**Listed entries**
Begin

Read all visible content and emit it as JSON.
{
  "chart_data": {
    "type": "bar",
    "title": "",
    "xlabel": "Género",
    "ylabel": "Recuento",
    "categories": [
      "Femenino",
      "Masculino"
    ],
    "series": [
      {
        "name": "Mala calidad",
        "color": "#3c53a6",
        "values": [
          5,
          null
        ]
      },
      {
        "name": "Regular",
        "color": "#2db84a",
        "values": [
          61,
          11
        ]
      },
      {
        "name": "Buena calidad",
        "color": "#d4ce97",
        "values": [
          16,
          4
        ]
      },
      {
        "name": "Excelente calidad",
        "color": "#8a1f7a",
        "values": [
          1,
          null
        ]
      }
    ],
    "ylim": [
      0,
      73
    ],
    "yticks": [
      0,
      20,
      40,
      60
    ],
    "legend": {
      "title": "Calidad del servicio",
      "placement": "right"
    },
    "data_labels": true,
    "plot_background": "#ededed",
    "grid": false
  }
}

End
Begin

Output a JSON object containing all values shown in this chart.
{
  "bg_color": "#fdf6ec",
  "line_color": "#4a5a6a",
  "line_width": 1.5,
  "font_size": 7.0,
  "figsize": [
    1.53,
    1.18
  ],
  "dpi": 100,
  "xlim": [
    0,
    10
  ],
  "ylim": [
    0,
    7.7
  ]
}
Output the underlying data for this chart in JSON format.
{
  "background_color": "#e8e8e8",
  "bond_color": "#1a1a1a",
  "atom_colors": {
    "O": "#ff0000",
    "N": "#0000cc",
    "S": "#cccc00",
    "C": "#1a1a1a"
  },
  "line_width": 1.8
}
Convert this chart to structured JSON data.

End
Begin

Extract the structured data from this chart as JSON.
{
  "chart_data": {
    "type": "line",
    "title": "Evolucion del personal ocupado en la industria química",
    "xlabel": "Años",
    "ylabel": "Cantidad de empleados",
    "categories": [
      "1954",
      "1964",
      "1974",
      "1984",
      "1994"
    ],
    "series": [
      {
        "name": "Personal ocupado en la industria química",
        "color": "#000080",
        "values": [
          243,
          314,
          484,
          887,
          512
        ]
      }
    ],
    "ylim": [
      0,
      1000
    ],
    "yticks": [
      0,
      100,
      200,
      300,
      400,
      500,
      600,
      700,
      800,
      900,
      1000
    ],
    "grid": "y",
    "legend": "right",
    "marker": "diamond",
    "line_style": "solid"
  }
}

End

**Exercise brief**
Output exactly the lines of the material above from the one containing "Output the underlying" up to and including the one containing "Convert this chart to structured JSON data.".

**Output below**
Output the underlying data for this chart in JSON format.
{
  "background_color": "#e8e8e8",
  "bond_color": "#1a1a1a",
  "atom_colors": {
    "O": "#ff0000",
    "N": "#0000cc",
    "S": "#cccc00",
    "C": "#1a1a1a"
  },
  "line_width": 1.8
}
Convert this chart to structured JSON data.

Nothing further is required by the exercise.